--- Given records ---
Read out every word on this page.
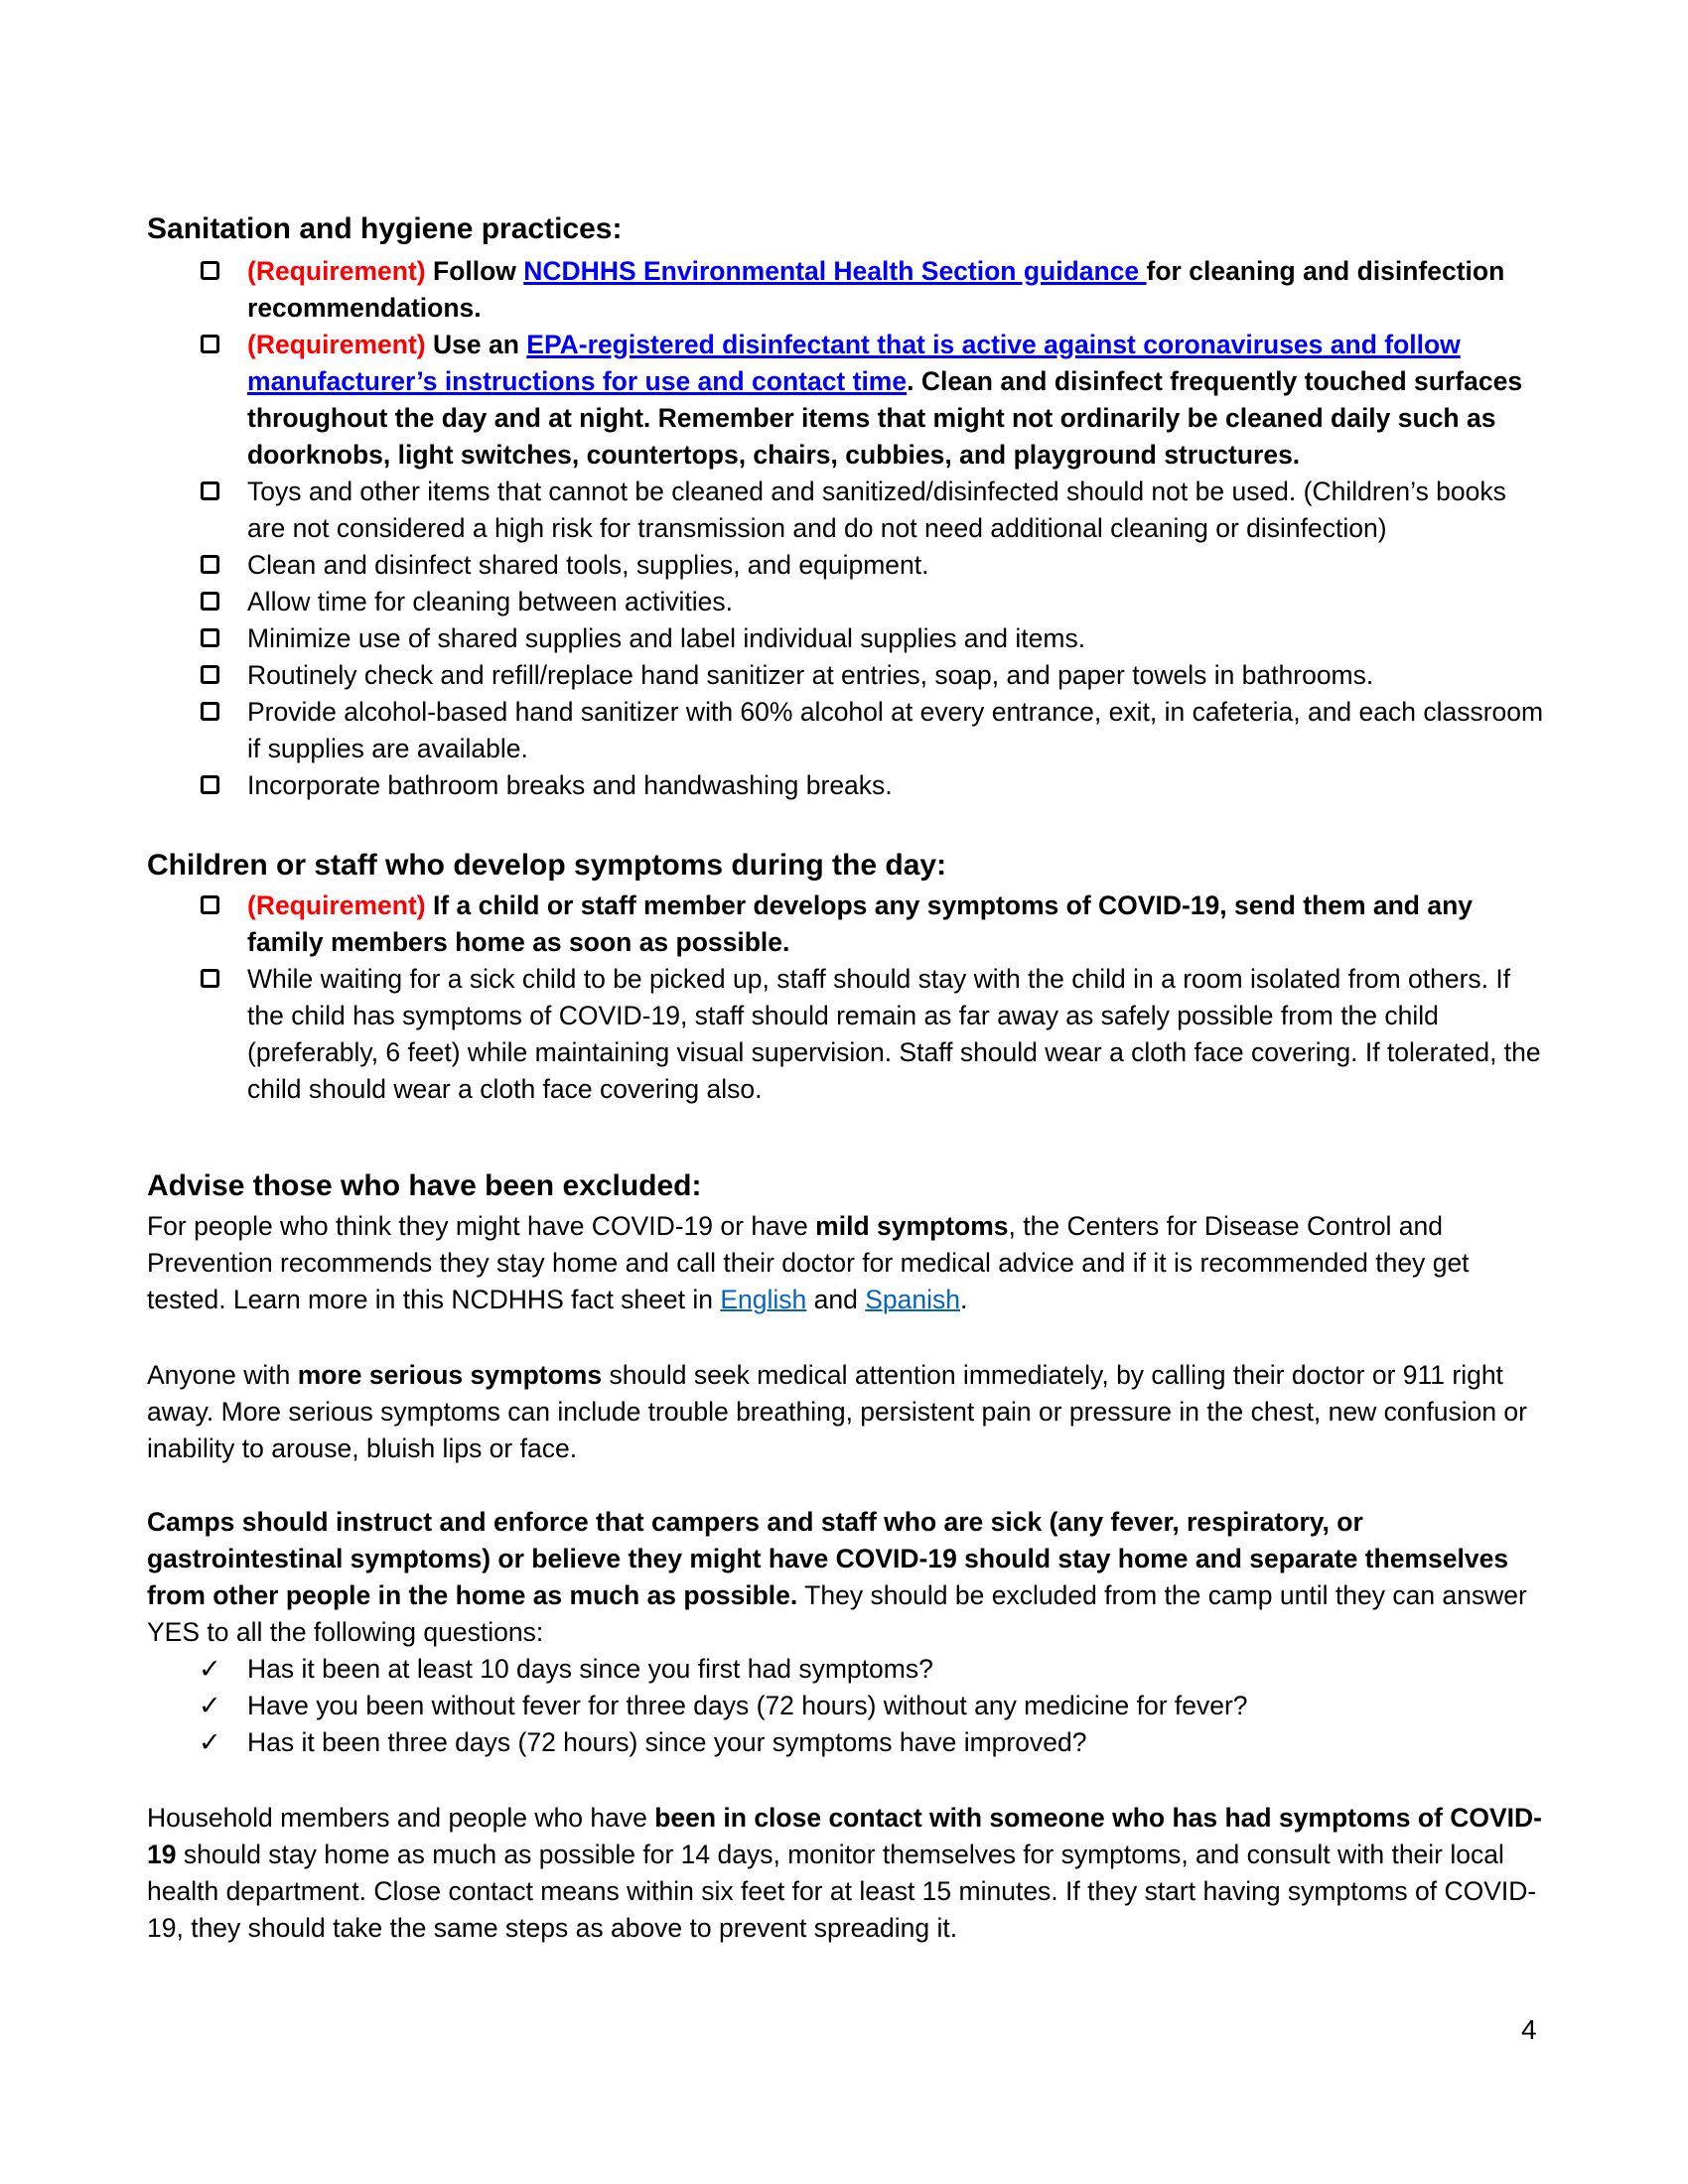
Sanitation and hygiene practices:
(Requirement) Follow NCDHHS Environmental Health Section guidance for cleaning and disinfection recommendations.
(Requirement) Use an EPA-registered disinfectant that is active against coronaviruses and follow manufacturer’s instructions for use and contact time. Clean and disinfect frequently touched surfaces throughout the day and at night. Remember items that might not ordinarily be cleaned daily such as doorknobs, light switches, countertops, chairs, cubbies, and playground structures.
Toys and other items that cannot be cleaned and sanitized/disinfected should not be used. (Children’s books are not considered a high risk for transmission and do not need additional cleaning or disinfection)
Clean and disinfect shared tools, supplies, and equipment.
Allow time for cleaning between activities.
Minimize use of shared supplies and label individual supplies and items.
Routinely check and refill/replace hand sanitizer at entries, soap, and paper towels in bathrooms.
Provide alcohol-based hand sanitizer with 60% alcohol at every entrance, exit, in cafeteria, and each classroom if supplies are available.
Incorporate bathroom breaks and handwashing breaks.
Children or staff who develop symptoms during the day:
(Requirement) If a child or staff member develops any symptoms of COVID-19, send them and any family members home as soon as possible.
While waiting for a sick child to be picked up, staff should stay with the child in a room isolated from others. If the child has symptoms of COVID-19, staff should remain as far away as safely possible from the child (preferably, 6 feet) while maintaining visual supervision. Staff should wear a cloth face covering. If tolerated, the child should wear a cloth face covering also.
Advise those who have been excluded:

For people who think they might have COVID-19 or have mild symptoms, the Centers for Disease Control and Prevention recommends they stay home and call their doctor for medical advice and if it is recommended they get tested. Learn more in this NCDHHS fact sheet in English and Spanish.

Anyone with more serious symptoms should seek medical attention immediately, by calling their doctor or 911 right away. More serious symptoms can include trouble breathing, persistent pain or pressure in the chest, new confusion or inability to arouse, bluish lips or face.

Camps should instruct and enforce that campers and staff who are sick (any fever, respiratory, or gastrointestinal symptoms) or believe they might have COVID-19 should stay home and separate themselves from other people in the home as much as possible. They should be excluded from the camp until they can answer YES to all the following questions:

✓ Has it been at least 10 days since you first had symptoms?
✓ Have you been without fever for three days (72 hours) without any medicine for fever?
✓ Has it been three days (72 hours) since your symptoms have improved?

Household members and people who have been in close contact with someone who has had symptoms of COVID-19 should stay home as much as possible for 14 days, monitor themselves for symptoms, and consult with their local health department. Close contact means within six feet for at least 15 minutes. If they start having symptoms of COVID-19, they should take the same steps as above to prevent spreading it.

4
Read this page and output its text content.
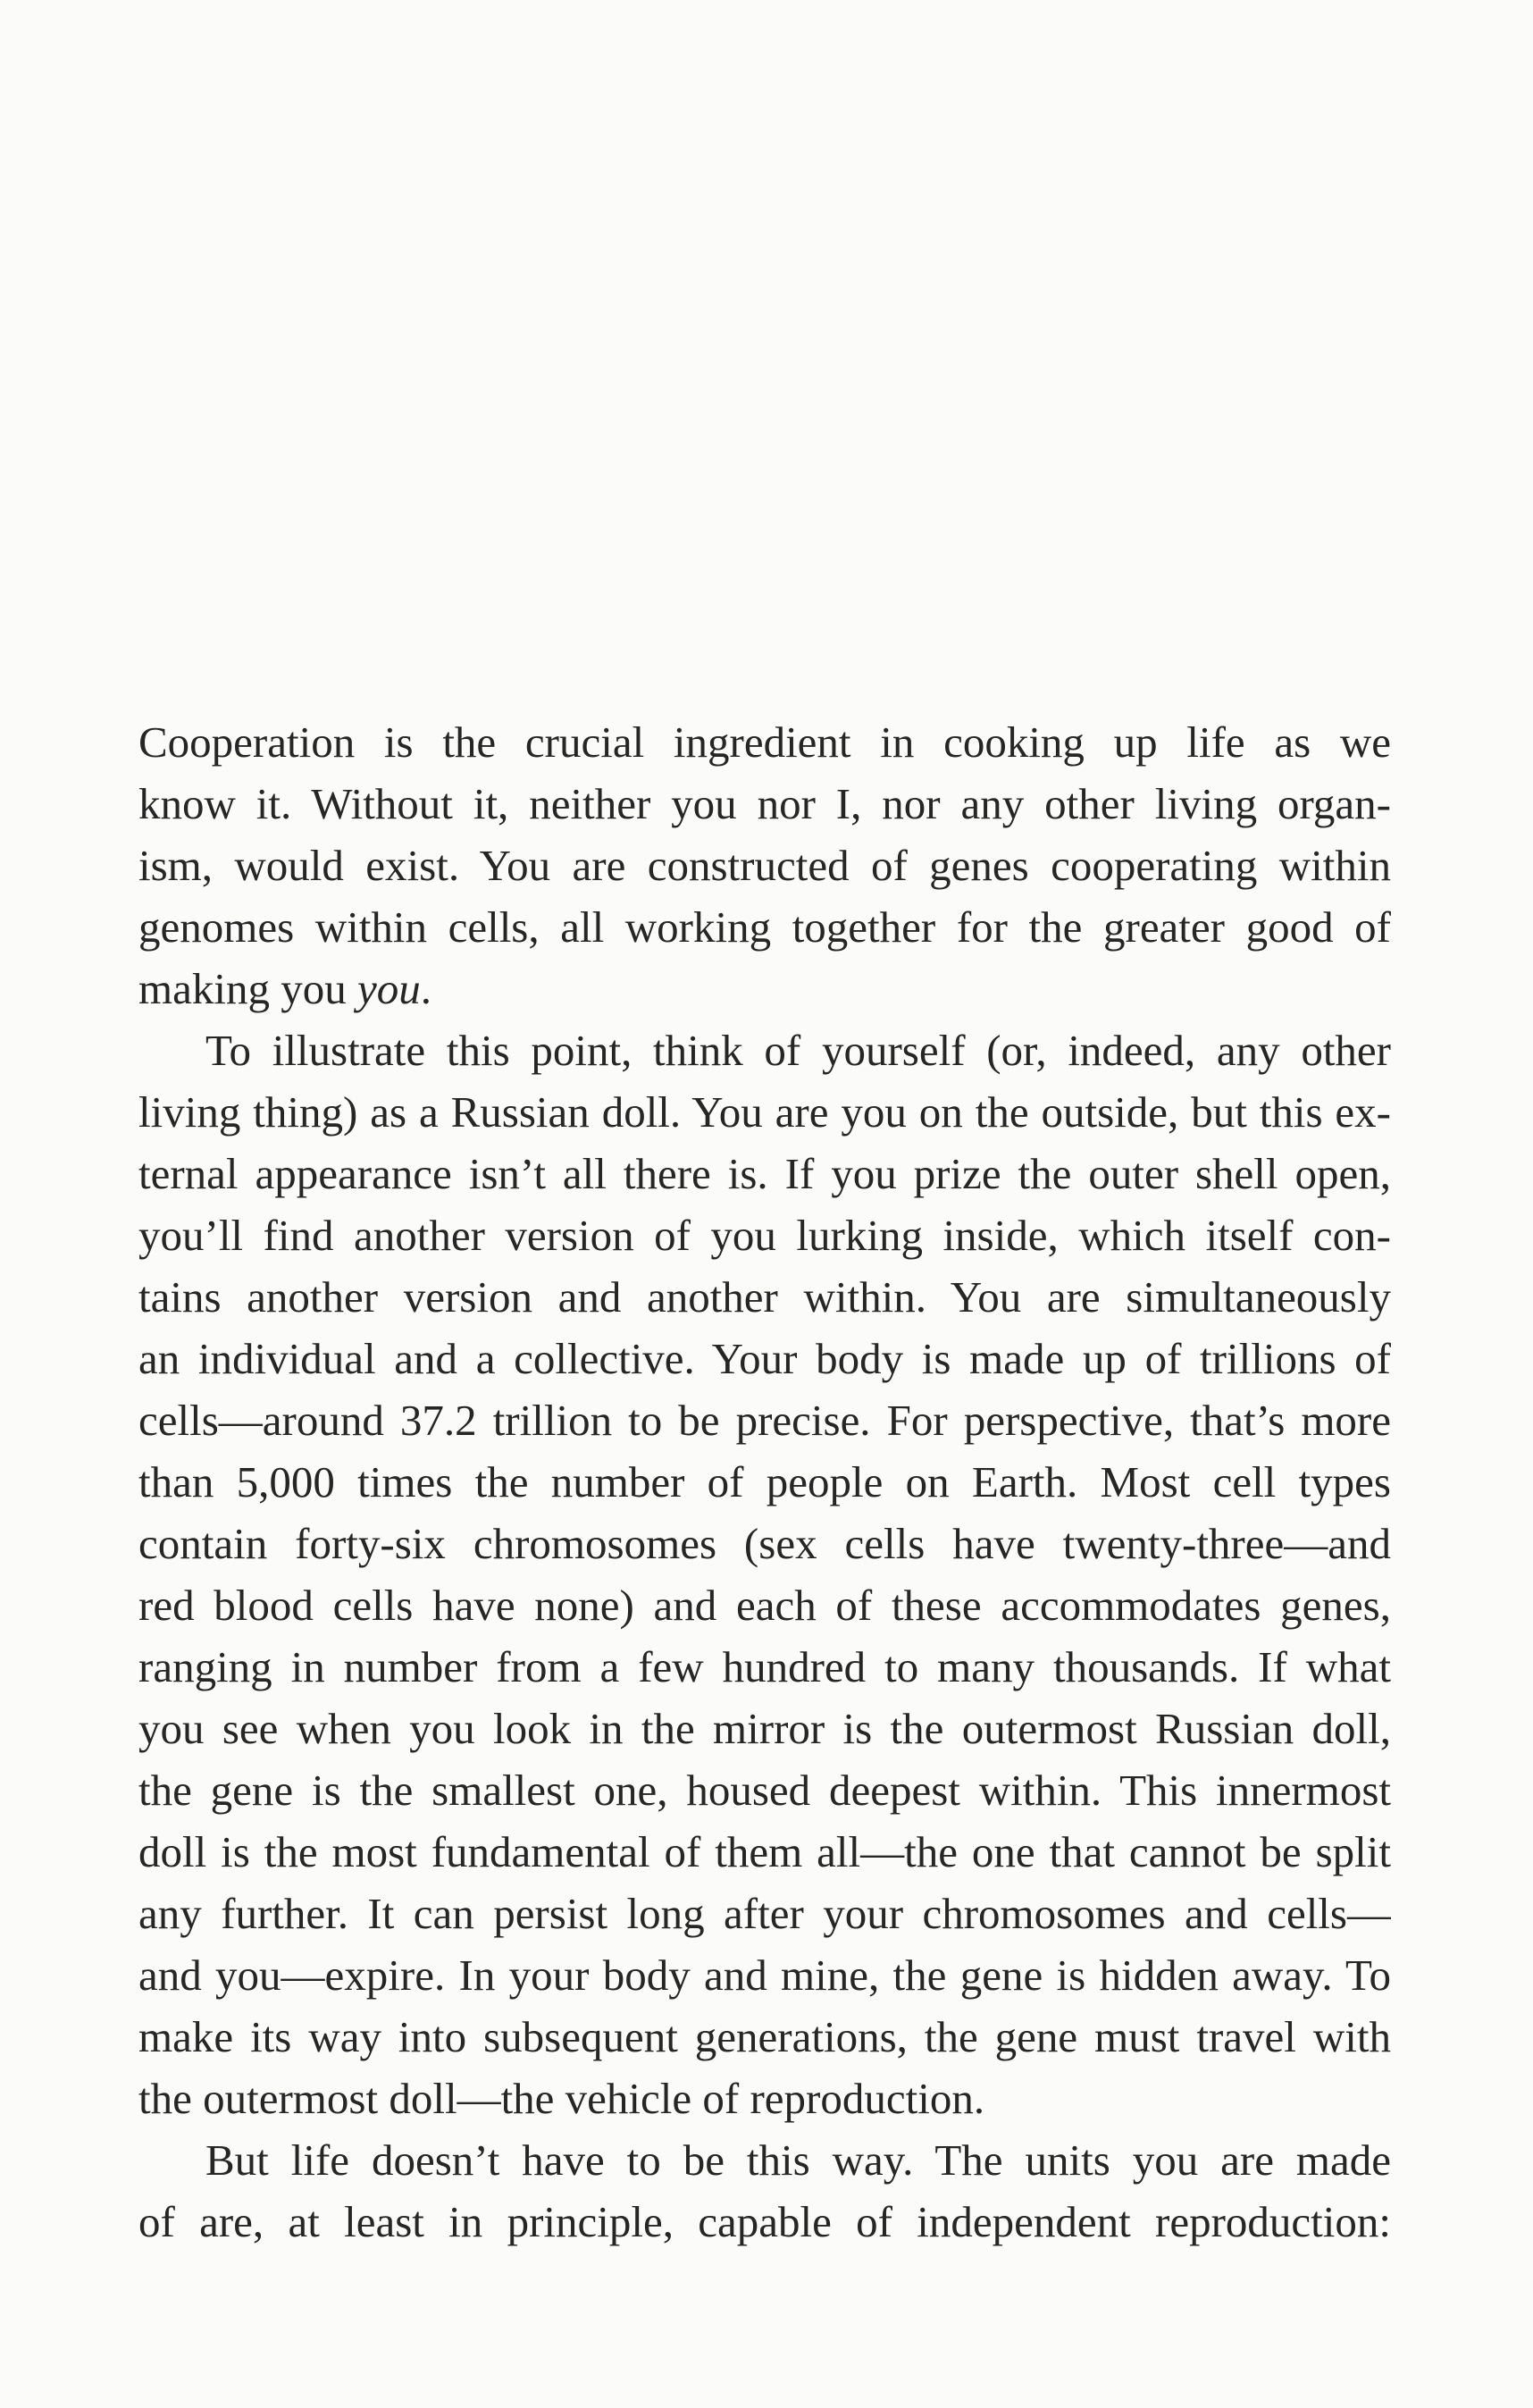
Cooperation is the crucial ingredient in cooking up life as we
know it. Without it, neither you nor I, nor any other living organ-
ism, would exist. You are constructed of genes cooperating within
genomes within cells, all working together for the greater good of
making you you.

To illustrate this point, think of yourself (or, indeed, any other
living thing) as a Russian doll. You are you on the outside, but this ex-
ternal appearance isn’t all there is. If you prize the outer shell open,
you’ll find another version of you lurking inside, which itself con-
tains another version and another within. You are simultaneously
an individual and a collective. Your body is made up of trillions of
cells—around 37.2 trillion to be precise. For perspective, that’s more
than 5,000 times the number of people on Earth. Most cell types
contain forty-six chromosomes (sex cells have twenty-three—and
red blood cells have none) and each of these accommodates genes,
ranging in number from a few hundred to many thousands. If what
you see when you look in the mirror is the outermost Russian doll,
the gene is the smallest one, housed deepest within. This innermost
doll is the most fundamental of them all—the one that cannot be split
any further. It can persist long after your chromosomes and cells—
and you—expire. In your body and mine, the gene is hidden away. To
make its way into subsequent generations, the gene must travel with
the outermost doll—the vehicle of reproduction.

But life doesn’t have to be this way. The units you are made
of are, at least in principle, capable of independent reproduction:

--- Action item ---
Please retype the records above exactly, leaving every image out.

--- Response to this task ---
Read out every word on this page.
Sanitation and hygiene practices:
(Requirement) Follow NCDHHS Environmental Health Section guidance for cleaning and disinfection recommendations.
(Requirement) Use an EPA-registered disinfectant that is active against coronaviruses and follow manufacturer’s instructions for use and contact time. Clean and disinfect frequently touched surfaces throughout the day and at night. Remember items that might not ordinarily be cleaned daily such as doorknobs, light switches, countertops, chairs, cubbies, and playground structures.
Toys and other items that cannot be cleaned and sanitized/disinfected should not be used. (Children’s books are not considered a high risk for transmission and do not need additional cleaning or disinfection)
Clean and disinfect shared tools, supplies, and equipment.
Allow time for cleaning between activities.
Minimize use of shared supplies and label individual supplies and items.
Routinely check and refill/replace hand sanitizer at entries, soap, and paper towels in bathrooms.
Provide alcohol-based hand sanitizer with 60% alcohol at every entrance, exit, in cafeteria, and each classroom if supplies are available.
Incorporate bathroom breaks and handwashing breaks.
Children or staff who develop symptoms during the day:
(Requirement) If a child or staff member develops any symptoms of COVID-19, send them and any family members home as soon as possible.
While waiting for a sick child to be picked up, staff should stay with the child in a room isolated from others. If the child has symptoms of COVID-19, staff should remain as far away as safely possible from the child (preferably, 6 feet) while maintaining visual supervision. Staff should wear a cloth face covering. If tolerated, the child should wear a cloth face covering also.
Advise those who have been excluded:

For people who think they might have COVID-19 or have mild symptoms, the Centers for Disease Control and Prevention recommends they stay home and call their doctor for medical advice and if it is recommended they get tested. Learn more in this NCDHHS fact sheet in English and Spanish.

Anyone with more serious symptoms should seek medical attention immediately, by calling their doctor or 911 right away. More serious symptoms can include trouble breathing, persistent pain or pressure in the chest, new confusion or inability to arouse, bluish lips or face.

Camps should instruct and enforce that campers and staff who are sick (any fever, respiratory, or gastrointestinal symptoms) or believe they might have COVID-19 should stay home and separate themselves from other people in the home as much as possible. They should be excluded from the camp until they can answer YES to all the following questions:

✓ Has it been at least 10 days since you first had symptoms?
✓ Have you been without fever for three days (72 hours) without any medicine for fever?
✓ Has it been three days (72 hours) since your symptoms have improved?

Household members and people who have been in close contact with someone who has had symptoms of COVID-19 should stay home as much as possible for 14 days, monitor themselves for symptoms, and consult with their local health department. Close contact means within six feet for at least 15 minutes. If they start having symptoms of COVID-19, they should take the same steps as above to prevent spreading it.

4
Read this page and output its text content.
Cooperation is the crucial ingredient in cooking up life as we
know it. Without it, neither you nor I, nor any other living organ-
ism, would exist. You are constructed of genes cooperating within
genomes within cells, all working together for the greater good of
making you you.

To illustrate this point, think of yourself (or, indeed, any other
living thing) as a Russian doll. You are you on the outside, but this ex-
ternal appearance isn’t all there is. If you prize the outer shell open,
you’ll find another version of you lurking inside, which itself con-
tains another version and another within. You are simultaneously
an individual and a collective. Your body is made up of trillions of
cells—around 37.2 trillion to be precise. For perspective, that’s more
than 5,000 times the number of people on Earth. Most cell types
contain forty-six chromosomes (sex cells have twenty-three—and
red blood cells have none) and each of these accommodates genes,
ranging in number from a few hundred to many thousands. If what
you see when you look in the mirror is the outermost Russian doll,
the gene is the smallest one, housed deepest within. This innermost
doll is the most fundamental of them all—the one that cannot be split
any further. It can persist long after your chromosomes and cells—
and you—expire. In your body and mine, the gene is hidden away. To
make its way into subsequent generations, the gene must travel with
the outermost doll—the vehicle of reproduction.

But life doesn’t have to be this way. The units you are made
of are, at least in principle, capable of independent reproduction:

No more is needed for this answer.